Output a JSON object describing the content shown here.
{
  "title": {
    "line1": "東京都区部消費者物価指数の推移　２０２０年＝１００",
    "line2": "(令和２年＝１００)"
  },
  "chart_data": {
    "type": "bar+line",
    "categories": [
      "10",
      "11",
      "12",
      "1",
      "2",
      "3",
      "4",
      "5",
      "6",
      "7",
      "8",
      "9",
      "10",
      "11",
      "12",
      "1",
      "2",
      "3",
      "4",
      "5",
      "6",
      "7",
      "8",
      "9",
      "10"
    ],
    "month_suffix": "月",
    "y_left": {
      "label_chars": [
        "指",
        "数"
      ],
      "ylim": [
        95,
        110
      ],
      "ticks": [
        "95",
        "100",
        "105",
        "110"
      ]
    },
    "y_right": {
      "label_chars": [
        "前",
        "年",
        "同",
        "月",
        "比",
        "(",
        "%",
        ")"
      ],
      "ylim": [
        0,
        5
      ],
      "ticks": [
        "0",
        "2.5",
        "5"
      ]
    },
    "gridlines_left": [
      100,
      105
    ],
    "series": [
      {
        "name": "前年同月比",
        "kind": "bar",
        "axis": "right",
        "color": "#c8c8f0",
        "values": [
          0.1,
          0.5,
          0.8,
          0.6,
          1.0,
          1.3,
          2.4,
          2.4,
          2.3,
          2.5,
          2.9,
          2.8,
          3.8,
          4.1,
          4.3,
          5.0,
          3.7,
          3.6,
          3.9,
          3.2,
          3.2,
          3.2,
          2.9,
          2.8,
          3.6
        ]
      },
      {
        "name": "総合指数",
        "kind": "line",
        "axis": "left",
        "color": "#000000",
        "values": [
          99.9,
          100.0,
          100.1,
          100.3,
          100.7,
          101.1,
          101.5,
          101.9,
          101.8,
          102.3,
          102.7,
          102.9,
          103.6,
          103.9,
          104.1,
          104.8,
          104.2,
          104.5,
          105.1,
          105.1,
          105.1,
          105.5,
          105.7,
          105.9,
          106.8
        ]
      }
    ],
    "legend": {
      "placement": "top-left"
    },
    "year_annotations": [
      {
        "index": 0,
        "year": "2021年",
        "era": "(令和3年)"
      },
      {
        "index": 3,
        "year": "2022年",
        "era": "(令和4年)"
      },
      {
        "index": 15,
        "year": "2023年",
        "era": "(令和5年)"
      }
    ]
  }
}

What you need to do: The full set of records should be duplicated exactly.

Solution:
Output a JSON object describing the content shown here.
{
  "title": {
    "line1": "東京都区部消費者物価指数の推移　２０２０年＝１００",
    "line2": "(令和２年＝１００)"
  },
  "chart_data": {
    "type": "bar+line",
    "categories": [
      "10",
      "11",
      "12",
      "1",
      "2",
      "3",
      "4",
      "5",
      "6",
      "7",
      "8",
      "9",
      "10",
      "11",
      "12",
      "1",
      "2",
      "3",
      "4",
      "5",
      "6",
      "7",
      "8",
      "9",
      "10"
    ],
    "month_suffix": "月",
    "y_left": {
      "label_chars": [
        "指",
        "数"
      ],
      "ylim": [
        95,
        110
      ],
      "ticks": [
        "95",
        "100",
        "105",
        "110"
      ]
    },
    "y_right": {
      "label_chars": [
        "前",
        "年",
        "同",
        "月",
        "比",
        "(",
        "%",
        ")"
      ],
      "ylim": [
        0,
        5
      ],
      "ticks": [
        "0",
        "2.5",
        "5"
      ]
    },
    "gridlines_left": [
      100,
      105
    ],
    "series": [
      {
        "name": "前年同月比",
        "kind": "bar",
        "axis": "right",
        "color": "#c8c8f0",
        "values": [
          0.1,
          0.5,
          0.8,
          0.6,
          1.0,
          1.3,
          2.4,
          2.4,
          2.3,
          2.5,
          2.9,
          2.8,
          3.8,
          4.1,
          4.3,
          5.0,
          3.7,
          3.6,
          3.9,
          3.2,
          3.2,
          3.2,
          2.9,
          2.8,
          3.6
        ]
      },
      {
        "name": "総合指数",
        "kind": "line",
        "axis": "left",
        "color": "#000000",
        "values": [
          99.9,
          100.0,
          100.1,
          100.3,
          100.7,
          101.1,
          101.5,
          101.9,
          101.8,
          102.3,
          102.7,
          102.9,
          103.6,
          103.9,
          104.1,
          104.8,
          104.2,
          104.5,
          105.1,
          105.1,
          105.1,
          105.5,
          105.7,
          105.9,
          106.8
        ]
      }
    ],
    "legend": {
      "placement": "top-left"
    },
    "year_annotations": [
      {
        "index": 0,
        "year": "2021年",
        "era": "(令和3年)"
      },
      {
        "index": 3,
        "year": "2022年",
        "era": "(令和4年)"
      },
      {
        "index": 15,
        "year": "2023年",
        "era": "(令和5年)"
      }
    ]
  }
}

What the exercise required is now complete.